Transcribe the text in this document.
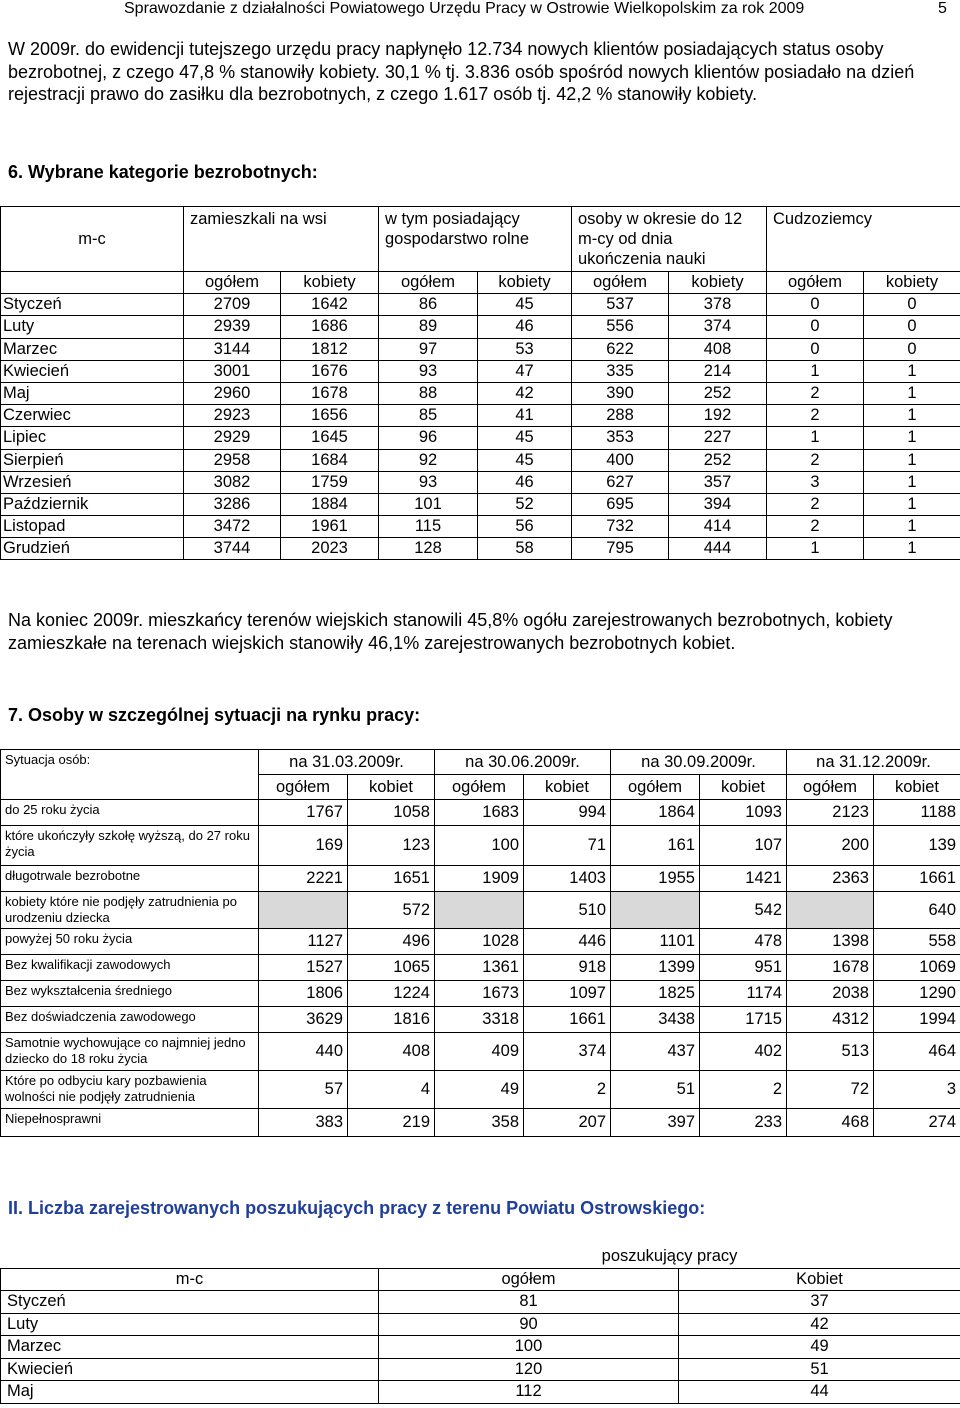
Sprawozdanie z działalności Powiatowego Urzędu Pracy w Ostrowie Wielkopolskim za rok 2009	5

W 2009r. do ewidencji tutejszego urzędu pracy napłynęło 12.734 nowych klientów posiadających status osoby bezrobotnej, z czego 47,8 % stanowiły kobiety. 30,1 % tj. 3.836 osób spośród nowych klientów posiadało na dzień rejestracji prawo do zasiłku dla bezrobotnych, z czego 1.617 osób tj. 42,2 % stanowiły kobiety.

6. Wybrane kategorie bezrobotnych:
m-c	zamieszkali na wsi		w tym posiadający gospodarstwo rolne		osoby w okresie do 12 m-cy od dnia ukończenia nauki		Cudzoziemcy	
	ogółem	kobiety	ogółem	kobiety	ogółem	kobiety	ogółem	kobiety
Styczeń	2709	1642	86	45	537	378	0	0
Luty	2939	1686	89	46	556	374	0	0
Marzec	3144	1812	97	53	622	408	0	0
Kwiecień	3001	1676	93	47	335	214	1	1
Maj	2960	1678	88	42	390	252	2	1
Czerwiec	2923	1656	85	41	288	192	2	1
Lipiec	2929	1645	96	45	353	227	1	1
Sierpień	2958	1684	92	45	400	252	2	1
Wrzesień	3082	1759	93	46	627	357	3	1
Październik	3286	1884	101	52	695	394	2	1
Listopad	3472	1961	115	56	732	414	2	1
Grudzień	3744	2023	128	58	795	444	1	1

Na koniec 2009r. mieszkańcy terenów wiejskich stanowili 45,8% ogółu zarejestrowanych bezrobotnych, kobiety zamieszkałe na terenach wiejskich stanowiły 46,1% zarejestrowanych bezrobotnych kobiet.

7. Osoby w szczególnej sytuacji na rynku pracy:
Sytuacja osób:	na 31.03.2009r.		na 30.06.2009r.		na 30.09.2009r.		na 31.12.2009r.	
	ogółem	kobiet	ogółem	kobiet	ogółem	kobiet	ogółem	kobiet
do 25 roku życia	1767	1058	1683	994	1864	1093	2123	1188
które ukończyły szkołę wyższą, do 27 roku życia	169	123	100	71	161	107	200	139
długotrwale bezrobotne	2221	1651	1909	1403	1955	1421	2363	1661
kobiety które nie podjęły zatrudnienia po urodzeniu dziecka		572		510		542		640
powyżej 50 roku życia	1127	496	1028	446	1101	478	1398	558
Bez kwalifikacji zawodowych	1527	1065	1361	918	1399	951	1678	1069
Bez wykształcenia średniego	1806	1224	1673	1097	1825	1174	2038	1290
Bez doświadczenia zawodowego	3629	1816	3318	1661	3438	1715	4312	1994
Samotnie wychowujące co najmniej jedno dziecko do 18 roku życia	440	408	409	374	437	402	513	464
Które po odbyciu kary pozbawienia wolności nie podjęły zatrudnienia	57	4	49	2	51	2	72	3
Niepełnosprawni	383	219	358	207	397	233	468	274
II. Liczba zarejestrowanych poszukujących pracy z terenu Powiatu Ostrowskiego:
	poszukujący pracy	
m-c	ogółem	Kobiet
Styczeń	81	37
Luty	90	42
Marzec	100	49
Kwiecień	120	51
Maj	112	44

## What you need to do
Check the data for the word "osób" and pull out the lines that have it.

## Solution for this problem
W 2009r. do ewidencji tutejszego urzędu pracy napłynęło 12.734 nowych klientów posiadających status osoby bezrobotnej, z czego 47,8 % stanowiły kobiety. 30,1 % tj. 3.836 osób spośród nowych klientów posiadało na dzień rejestracji prawo do zasiłku dla bezrobotnych, z czego 1.617 osób tj. 42,2 % stanowiły kobiety.
Sytuacja osób:	na 31.03.2009r.		na 30.06.2009r.		na 30.09.2009r.		na 31.12.2009r.	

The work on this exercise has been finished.